▶ **Exercise prompt**: Review the listing and copy each line that holds the word "icon".

----

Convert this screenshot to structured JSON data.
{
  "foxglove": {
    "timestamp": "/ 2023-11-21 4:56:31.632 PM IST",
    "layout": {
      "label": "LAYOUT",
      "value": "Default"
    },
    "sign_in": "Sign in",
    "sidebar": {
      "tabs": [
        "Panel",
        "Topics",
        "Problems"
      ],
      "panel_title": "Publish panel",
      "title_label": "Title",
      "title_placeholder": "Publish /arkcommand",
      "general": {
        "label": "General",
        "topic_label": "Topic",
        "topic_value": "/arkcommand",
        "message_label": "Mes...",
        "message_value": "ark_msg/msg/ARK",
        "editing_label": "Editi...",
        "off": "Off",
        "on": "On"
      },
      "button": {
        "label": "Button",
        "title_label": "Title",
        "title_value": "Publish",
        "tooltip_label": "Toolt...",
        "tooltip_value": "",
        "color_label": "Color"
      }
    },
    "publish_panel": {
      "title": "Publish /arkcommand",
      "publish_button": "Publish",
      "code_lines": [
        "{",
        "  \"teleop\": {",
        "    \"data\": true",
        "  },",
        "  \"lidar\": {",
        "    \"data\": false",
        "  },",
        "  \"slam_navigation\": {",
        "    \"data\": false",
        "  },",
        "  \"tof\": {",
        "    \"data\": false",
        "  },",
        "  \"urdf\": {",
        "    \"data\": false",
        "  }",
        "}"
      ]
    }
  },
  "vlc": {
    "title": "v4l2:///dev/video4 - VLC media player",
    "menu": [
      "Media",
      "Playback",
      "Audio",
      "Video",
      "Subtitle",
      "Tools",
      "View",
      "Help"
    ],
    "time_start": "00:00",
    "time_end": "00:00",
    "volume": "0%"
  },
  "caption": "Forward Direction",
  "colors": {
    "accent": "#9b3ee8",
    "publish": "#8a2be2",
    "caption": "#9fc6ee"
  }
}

----

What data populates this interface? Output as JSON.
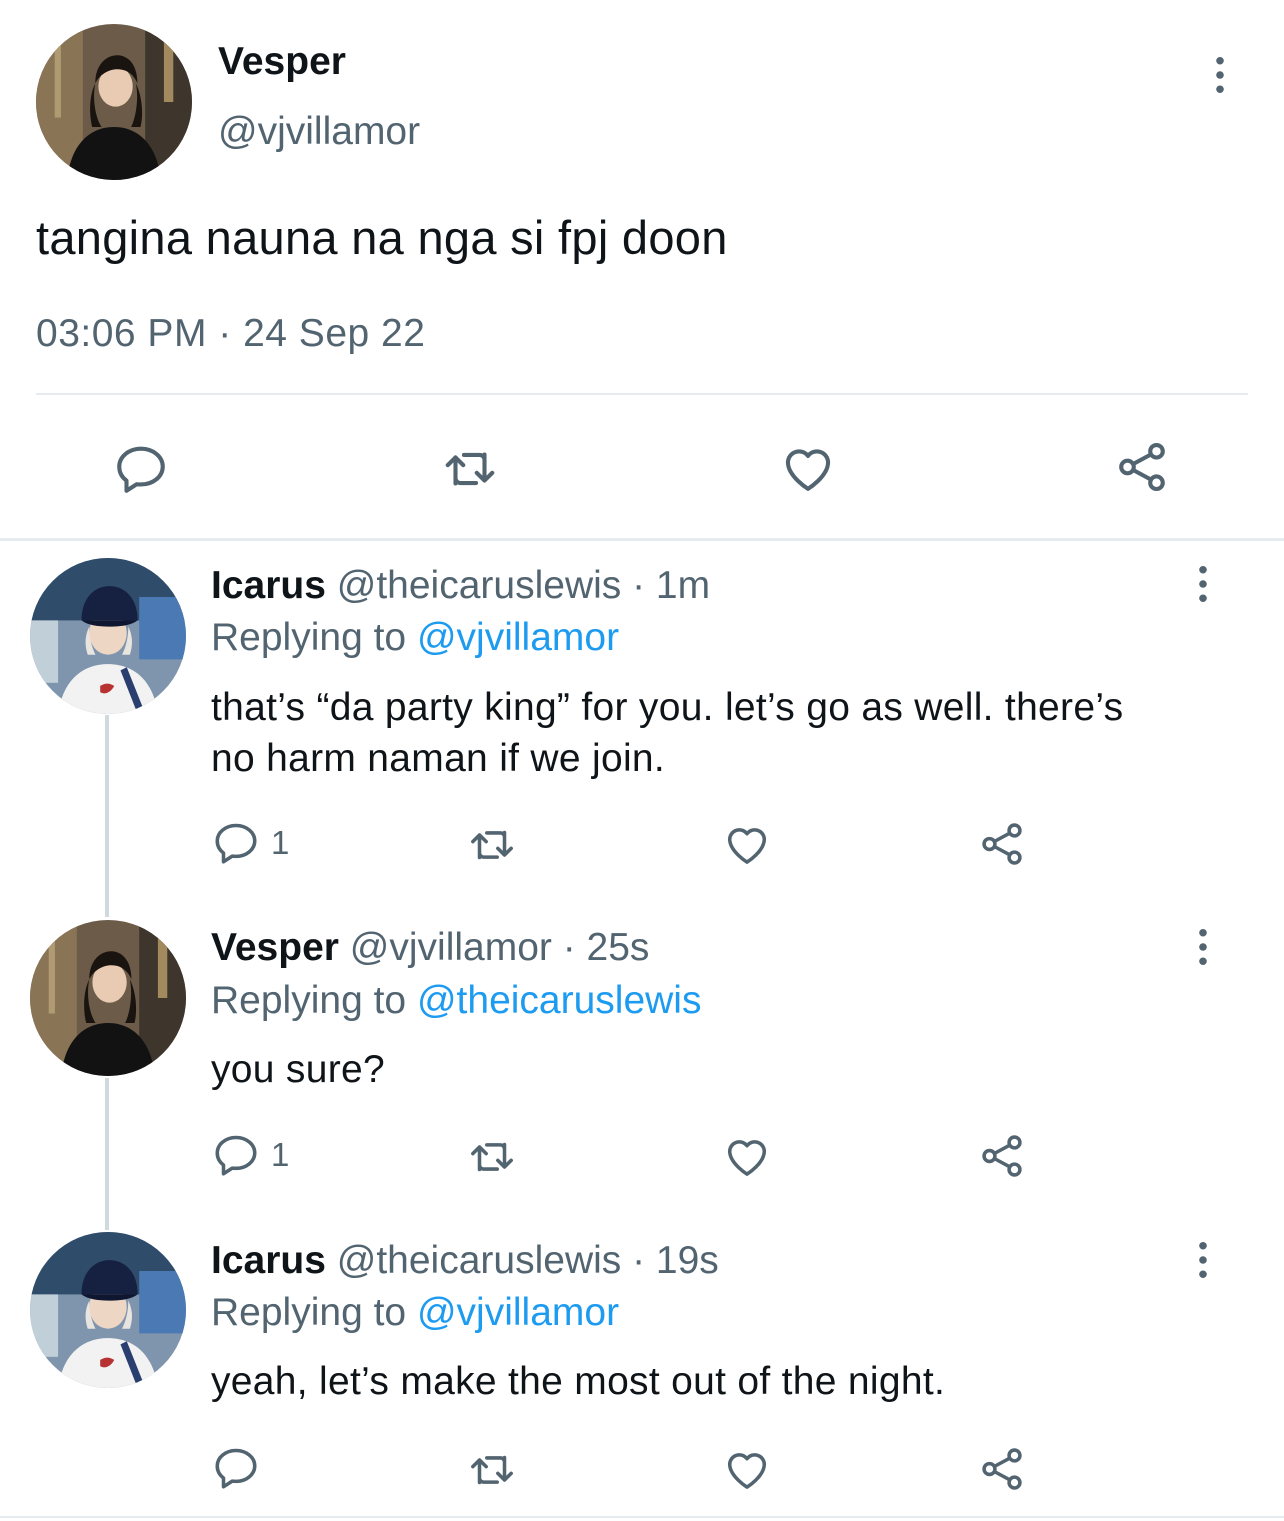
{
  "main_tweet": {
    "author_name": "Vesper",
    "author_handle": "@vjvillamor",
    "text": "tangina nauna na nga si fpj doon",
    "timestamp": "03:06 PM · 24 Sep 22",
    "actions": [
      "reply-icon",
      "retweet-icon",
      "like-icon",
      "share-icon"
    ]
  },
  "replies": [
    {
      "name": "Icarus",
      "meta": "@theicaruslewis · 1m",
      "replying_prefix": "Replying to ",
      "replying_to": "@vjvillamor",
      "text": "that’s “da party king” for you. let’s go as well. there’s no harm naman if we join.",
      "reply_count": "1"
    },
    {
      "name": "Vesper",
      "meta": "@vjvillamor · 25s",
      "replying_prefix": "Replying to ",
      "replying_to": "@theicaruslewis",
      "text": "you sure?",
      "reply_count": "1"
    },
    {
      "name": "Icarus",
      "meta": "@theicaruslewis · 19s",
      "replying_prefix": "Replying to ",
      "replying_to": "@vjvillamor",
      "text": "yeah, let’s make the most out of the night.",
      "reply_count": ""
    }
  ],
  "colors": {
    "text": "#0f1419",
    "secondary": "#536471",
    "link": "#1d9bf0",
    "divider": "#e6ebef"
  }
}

----

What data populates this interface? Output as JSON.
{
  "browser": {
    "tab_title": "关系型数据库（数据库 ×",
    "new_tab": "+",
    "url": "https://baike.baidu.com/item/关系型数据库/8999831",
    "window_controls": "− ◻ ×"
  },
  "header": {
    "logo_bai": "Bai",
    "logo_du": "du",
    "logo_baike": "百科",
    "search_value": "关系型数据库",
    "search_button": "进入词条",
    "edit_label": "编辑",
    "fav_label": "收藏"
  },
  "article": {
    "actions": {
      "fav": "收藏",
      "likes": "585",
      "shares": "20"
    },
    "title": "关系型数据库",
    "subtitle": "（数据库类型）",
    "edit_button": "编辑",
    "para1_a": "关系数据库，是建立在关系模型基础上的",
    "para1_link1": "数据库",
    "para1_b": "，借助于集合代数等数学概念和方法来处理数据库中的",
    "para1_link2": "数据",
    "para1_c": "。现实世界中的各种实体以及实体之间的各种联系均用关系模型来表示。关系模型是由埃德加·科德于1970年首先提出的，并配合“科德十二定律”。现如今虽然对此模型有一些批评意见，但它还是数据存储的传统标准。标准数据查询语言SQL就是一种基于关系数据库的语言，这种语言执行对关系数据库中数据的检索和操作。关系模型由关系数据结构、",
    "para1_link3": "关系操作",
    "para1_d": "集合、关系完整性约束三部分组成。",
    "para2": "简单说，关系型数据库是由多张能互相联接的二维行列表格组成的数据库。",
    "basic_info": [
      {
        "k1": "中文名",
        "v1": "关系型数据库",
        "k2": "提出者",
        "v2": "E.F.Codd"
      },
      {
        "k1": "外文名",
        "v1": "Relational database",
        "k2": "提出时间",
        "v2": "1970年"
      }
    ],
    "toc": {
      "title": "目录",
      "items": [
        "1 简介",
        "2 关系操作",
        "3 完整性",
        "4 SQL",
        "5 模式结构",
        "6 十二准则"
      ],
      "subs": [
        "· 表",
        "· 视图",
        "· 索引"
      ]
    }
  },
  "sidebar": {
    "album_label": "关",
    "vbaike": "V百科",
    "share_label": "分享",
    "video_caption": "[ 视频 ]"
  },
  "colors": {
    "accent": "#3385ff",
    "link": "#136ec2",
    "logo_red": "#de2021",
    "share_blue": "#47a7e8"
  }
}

----

▶ **Answer to the task**:
      "reply-icon",
      "retweet-icon",
      "like-icon",
      "share-icon"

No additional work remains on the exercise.